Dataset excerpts
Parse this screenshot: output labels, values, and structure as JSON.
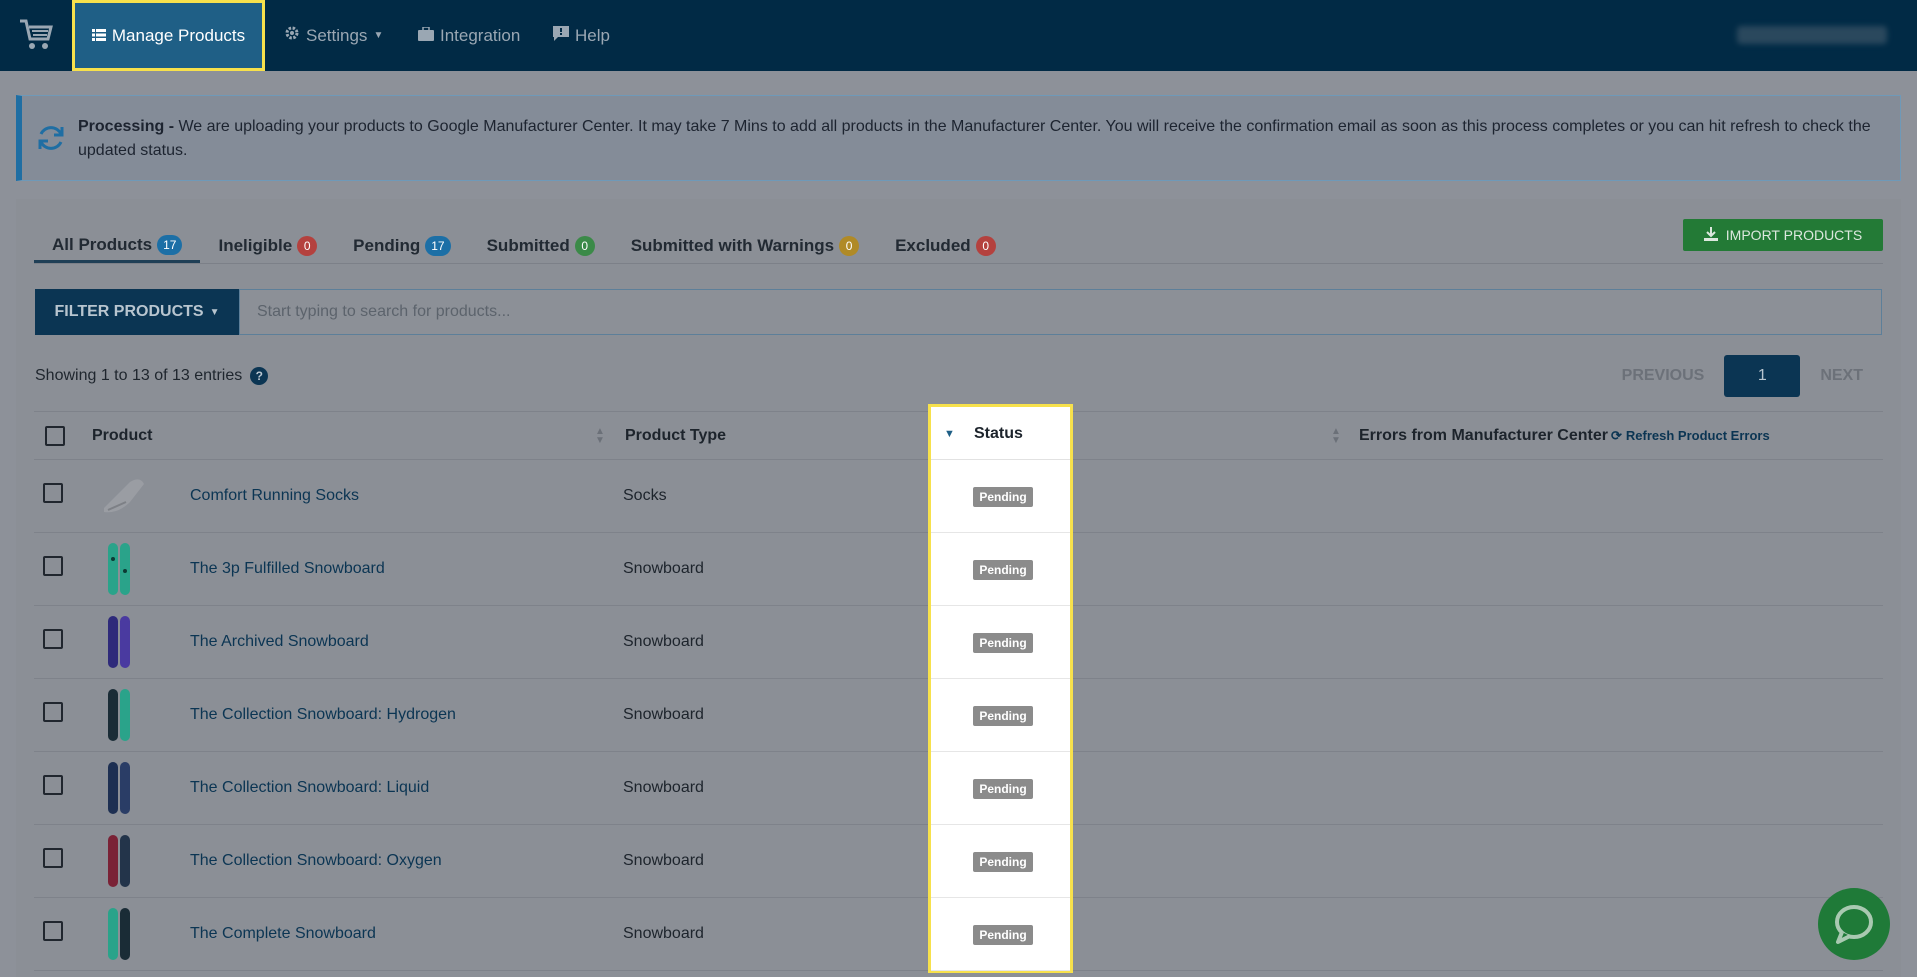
{
  "nav": {
    "items": [
      {
        "label": "Manage Products",
        "icon": "list-icon"
      },
      {
        "label": "Settings",
        "icon": "gear-icon"
      },
      {
        "label": "Integration",
        "icon": "briefcase-icon"
      },
      {
        "label": "Help",
        "icon": "chat-bubble-icon"
      }
    ],
    "account": "",
    "accent": "#f7e14c"
  },
  "alert": {
    "title": "Processing -",
    "message": " We are uploading your products to Google Manufacturer Center. It may take 7 Mins to add all products in the Manufacturer Center. You will receive the confirmation email as soon as this process completes or you can hit refresh to check the updated status."
  },
  "tabs": [
    {
      "label": "All Products",
      "count": "17"
    },
    {
      "label": "Ineligible",
      "count": "0"
    },
    {
      "label": "Pending",
      "count": "17"
    },
    {
      "label": "Submitted",
      "count": "0"
    },
    {
      "label": "Submitted with Warnings",
      "count": "0"
    },
    {
      "label": "Excluded",
      "count": "0"
    }
  ],
  "import_label": "IMPORT PRODUCTS",
  "filter_label": "FILTER PRODUCTS",
  "search_placeholder": "Start typing to search for products...",
  "showing_text": "Showing 1 to 13 of 13 entries",
  "pager": {
    "previous": "PREVIOUS",
    "page": "1",
    "next": "NEXT"
  },
  "table": {
    "headers": {
      "product": "Product",
      "product_type": "Product Type",
      "status": "Status",
      "errors": "Errors from Manufacturer Center",
      "refresh": "Refresh Product Errors"
    },
    "rows": [
      {
        "name": "Comfort Running Socks",
        "type": "Socks",
        "status": "Pending"
      },
      {
        "name": "The 3p Fulfilled Snowboard",
        "type": "Snowboard",
        "status": "Pending"
      },
      {
        "name": "The Archived Snowboard",
        "type": "Snowboard",
        "status": "Pending"
      },
      {
        "name": "The Collection Snowboard: Hydrogen",
        "type": "Snowboard",
        "status": "Pending"
      },
      {
        "name": "The Collection Snowboard: Liquid",
        "type": "Snowboard",
        "status": "Pending"
      },
      {
        "name": "The Collection Snowboard: Oxygen",
        "type": "Snowboard",
        "status": "Pending"
      },
      {
        "name": "The Complete Snowboard",
        "type": "Snowboard",
        "status": "Pending"
      }
    ]
  }
}
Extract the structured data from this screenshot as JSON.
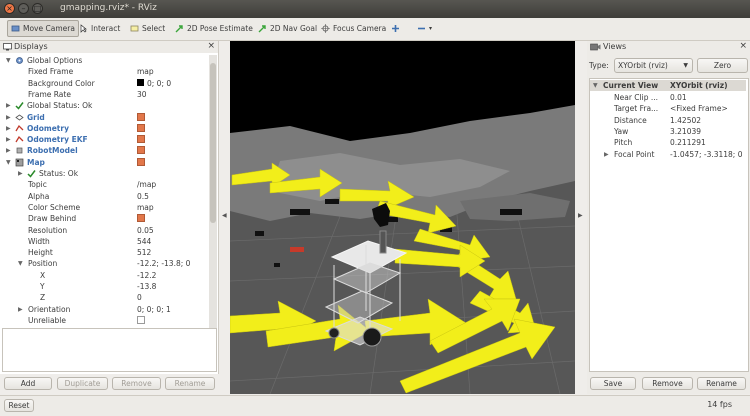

■ **YOUR INSTRUCTIONS**
Provide only the number of lines in the entries that hold the word "name".

■ **THE RESPONSE**
7